Document segment:
KDGL-LD, virtual UHF and digital channel 23, is a low-powered Cozi TV-affiliated television station serving Southwest Kansas and the Oklahoma Panhandle that is licensed to Sublette, Kansas. The station is owned by High Plains Broadcasting. KDGL has sister stations in Dodge City, Garden City, Liberal, and Ulysses.  This forms a continuous coverage of over 90 miles radius from Sublette, Kansas. FCC service contours indicate that KDGL and its sister stations cover approximately 156,350 people.  Actual people covered is estimated to be 204,000+ with 74,000+ households with the 2010 census using the Longley-Rice model.

Purpose 
KDGL was formed to provide local news, weather, sports, and community events to the Southwest Region of the State of Kansas as well as much of the Oklahoma Panhandle.  High Plains Today is produced every weekday at noon.

Raw data:
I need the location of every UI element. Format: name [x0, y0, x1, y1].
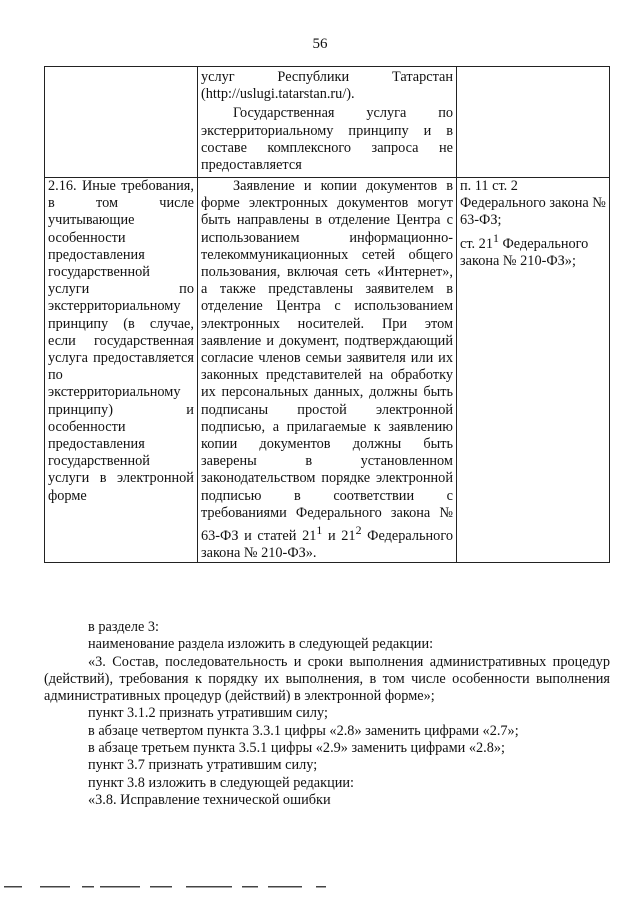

Required tasks:
a – Translate this sentence from the KDGL-LD passage into Spanish: "The station is owned by High Plains Broadcasting."
b – Extend the KDGL-LD passage, picking up right after its final sentence.

Per-task answers:
a – La estación es propiedad de High Plains Broadcasting.

b –
Location 
KDGL is located in an old AT&T microwave radio tower on the South edge of Sublette, Kansas.

Facilities 
Currently KDGL is operating a completely digital SD-SDI master control plant.  MPEG2 Encoding and Multiplexing is accomplished with a Motorola TMX-2010 system.  Automation software is from Deyan Automation Systems in Cyprus.  Traffic and Billing software is Natural Log 8.  Live events are streamed over the internet or private backhauls to the station's master control plant with a Streambox ACT-L3.  Video is stored in a 15 disk Fibre Channel disk array with 16 channels of playback and 8 channels of record via 4 Leitch Nexio MPEG2/DV25 servers.  The on-air weather graphics system for severe weather graphics was written by the station.  The on-air or studio control room is 100% SD-SDI.  Graphics are done with a dual channel SDI Chyron Corporation Duet SD character generator running Lyric.  Switching is done with a BlackMagic ATEM 15 channel switcher.

Studio 
KDGL is utilizing existing building space in the 22 x 78 building.  The studio is 15 x 20.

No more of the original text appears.